━━ Dataset entries ━━

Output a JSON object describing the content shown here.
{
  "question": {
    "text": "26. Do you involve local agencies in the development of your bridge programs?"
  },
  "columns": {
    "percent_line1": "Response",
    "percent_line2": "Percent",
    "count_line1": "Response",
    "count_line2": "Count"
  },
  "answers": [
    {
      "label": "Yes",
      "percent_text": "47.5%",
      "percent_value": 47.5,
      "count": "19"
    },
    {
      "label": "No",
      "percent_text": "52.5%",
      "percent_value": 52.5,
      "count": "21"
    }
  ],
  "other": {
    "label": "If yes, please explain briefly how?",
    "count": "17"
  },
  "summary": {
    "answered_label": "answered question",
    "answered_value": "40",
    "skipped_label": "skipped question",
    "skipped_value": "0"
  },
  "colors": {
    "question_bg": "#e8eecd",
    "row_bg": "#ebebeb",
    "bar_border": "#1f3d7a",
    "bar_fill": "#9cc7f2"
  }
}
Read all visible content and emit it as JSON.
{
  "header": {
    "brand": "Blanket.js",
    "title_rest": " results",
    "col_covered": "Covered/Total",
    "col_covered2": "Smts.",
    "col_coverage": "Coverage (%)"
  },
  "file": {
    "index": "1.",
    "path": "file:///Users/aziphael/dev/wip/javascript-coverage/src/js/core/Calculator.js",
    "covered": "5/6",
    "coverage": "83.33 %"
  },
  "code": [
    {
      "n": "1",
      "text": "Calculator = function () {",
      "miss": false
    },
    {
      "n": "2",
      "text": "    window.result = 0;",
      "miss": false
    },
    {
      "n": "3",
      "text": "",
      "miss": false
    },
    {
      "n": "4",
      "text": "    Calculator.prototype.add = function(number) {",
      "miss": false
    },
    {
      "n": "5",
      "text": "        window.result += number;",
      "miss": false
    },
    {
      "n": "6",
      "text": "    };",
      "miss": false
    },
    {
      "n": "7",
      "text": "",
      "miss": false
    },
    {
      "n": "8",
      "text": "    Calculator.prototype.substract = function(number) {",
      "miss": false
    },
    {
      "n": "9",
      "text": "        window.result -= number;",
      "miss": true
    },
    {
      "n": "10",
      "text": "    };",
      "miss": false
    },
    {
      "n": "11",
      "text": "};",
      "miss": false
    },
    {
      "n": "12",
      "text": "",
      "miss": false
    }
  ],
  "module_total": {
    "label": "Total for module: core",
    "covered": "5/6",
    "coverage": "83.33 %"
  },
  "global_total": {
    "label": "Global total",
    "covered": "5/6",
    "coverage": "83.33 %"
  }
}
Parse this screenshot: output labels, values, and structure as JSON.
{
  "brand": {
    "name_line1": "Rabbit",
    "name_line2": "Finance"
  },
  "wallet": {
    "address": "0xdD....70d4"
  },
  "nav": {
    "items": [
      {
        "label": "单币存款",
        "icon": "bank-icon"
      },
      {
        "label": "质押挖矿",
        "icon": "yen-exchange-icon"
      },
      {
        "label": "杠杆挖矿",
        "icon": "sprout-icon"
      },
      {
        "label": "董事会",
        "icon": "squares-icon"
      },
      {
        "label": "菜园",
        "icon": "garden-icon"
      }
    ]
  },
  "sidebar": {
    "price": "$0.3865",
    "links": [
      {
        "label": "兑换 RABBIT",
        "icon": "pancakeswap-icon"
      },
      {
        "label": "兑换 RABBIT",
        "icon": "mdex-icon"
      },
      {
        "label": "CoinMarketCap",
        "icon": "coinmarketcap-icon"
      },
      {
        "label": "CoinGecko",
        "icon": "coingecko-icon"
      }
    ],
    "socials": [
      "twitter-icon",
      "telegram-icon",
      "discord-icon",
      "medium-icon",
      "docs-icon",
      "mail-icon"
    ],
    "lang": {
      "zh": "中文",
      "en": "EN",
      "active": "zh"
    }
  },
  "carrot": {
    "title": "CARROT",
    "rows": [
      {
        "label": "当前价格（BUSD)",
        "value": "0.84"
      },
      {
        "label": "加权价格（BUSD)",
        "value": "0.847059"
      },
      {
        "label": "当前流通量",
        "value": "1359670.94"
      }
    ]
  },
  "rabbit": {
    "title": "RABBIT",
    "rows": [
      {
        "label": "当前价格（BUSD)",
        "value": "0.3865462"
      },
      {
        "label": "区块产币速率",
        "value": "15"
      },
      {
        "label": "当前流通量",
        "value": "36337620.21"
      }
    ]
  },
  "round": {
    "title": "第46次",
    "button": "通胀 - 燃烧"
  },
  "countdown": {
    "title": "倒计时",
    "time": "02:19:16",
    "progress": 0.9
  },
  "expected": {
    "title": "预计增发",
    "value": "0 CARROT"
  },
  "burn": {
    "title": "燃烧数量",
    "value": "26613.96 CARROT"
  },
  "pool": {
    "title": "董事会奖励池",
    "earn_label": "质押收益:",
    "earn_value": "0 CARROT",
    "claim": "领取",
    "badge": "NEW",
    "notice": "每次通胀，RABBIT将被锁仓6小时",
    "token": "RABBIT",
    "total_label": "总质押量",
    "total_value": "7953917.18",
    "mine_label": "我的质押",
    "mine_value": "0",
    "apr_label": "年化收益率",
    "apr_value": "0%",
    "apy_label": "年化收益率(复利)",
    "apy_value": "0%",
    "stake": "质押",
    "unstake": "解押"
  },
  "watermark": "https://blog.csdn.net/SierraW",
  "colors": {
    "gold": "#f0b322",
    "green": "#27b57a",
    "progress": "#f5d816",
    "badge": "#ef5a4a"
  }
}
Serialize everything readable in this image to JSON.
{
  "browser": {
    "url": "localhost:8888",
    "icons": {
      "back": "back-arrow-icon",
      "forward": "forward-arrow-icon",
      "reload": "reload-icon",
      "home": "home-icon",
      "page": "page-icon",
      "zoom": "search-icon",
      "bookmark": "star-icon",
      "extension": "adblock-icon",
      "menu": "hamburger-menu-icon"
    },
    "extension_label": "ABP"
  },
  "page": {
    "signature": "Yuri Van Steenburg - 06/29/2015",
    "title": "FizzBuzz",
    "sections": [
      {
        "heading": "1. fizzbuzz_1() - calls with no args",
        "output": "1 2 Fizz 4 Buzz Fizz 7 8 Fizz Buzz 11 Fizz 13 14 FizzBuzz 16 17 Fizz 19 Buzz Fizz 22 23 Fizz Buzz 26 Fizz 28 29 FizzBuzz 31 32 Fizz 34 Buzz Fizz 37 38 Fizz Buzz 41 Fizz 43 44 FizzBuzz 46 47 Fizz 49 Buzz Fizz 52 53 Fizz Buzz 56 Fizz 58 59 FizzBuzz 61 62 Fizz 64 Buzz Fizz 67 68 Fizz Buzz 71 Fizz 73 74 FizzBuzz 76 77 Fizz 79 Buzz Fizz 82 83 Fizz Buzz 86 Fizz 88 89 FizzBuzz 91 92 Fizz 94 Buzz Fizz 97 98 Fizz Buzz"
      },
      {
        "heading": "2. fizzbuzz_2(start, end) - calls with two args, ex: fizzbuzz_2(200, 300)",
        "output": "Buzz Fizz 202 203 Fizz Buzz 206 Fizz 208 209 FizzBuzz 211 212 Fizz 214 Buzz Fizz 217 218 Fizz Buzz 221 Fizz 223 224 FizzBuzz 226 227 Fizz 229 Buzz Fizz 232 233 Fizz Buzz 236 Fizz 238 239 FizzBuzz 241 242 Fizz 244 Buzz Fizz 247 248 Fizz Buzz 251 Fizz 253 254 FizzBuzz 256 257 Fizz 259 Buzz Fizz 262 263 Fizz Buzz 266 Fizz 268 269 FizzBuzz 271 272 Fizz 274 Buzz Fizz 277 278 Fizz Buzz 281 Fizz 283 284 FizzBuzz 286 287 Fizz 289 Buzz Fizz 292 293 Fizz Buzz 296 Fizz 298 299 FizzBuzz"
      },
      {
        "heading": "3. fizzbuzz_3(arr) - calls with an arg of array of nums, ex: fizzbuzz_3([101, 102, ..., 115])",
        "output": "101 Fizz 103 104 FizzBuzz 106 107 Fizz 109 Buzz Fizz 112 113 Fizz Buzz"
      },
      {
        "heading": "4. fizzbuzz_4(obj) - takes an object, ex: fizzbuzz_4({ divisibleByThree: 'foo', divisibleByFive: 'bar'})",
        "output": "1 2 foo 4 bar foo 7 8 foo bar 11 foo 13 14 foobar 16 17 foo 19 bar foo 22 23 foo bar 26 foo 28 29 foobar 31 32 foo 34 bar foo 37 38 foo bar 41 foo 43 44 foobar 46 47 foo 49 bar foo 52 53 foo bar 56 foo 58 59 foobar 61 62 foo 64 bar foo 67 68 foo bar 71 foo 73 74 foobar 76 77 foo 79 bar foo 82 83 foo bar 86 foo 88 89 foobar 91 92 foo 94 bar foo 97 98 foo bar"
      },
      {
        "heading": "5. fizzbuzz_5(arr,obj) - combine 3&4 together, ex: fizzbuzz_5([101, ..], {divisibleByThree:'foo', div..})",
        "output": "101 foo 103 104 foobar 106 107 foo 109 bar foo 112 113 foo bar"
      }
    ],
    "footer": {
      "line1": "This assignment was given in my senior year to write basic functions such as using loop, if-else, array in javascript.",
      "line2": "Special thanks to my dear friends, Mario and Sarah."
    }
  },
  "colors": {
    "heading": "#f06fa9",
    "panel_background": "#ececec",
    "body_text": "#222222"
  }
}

━━━

• Set task
Within the material above, find the lines that contain the word "divisibleByThree"; copy them.

• Expected output
        "heading": "4. fizzbuzz_4(obj) - takes an object, ex: fizzbuzz_4({ divisibleByThree: 'foo', divisibleByFive: 'bar'})",
        "heading": "5. fizzbuzz_5(arr,obj) - combine 3&4 together, ex: fizzbuzz_5([101, ..], {divisibleByThree:'foo', div..})",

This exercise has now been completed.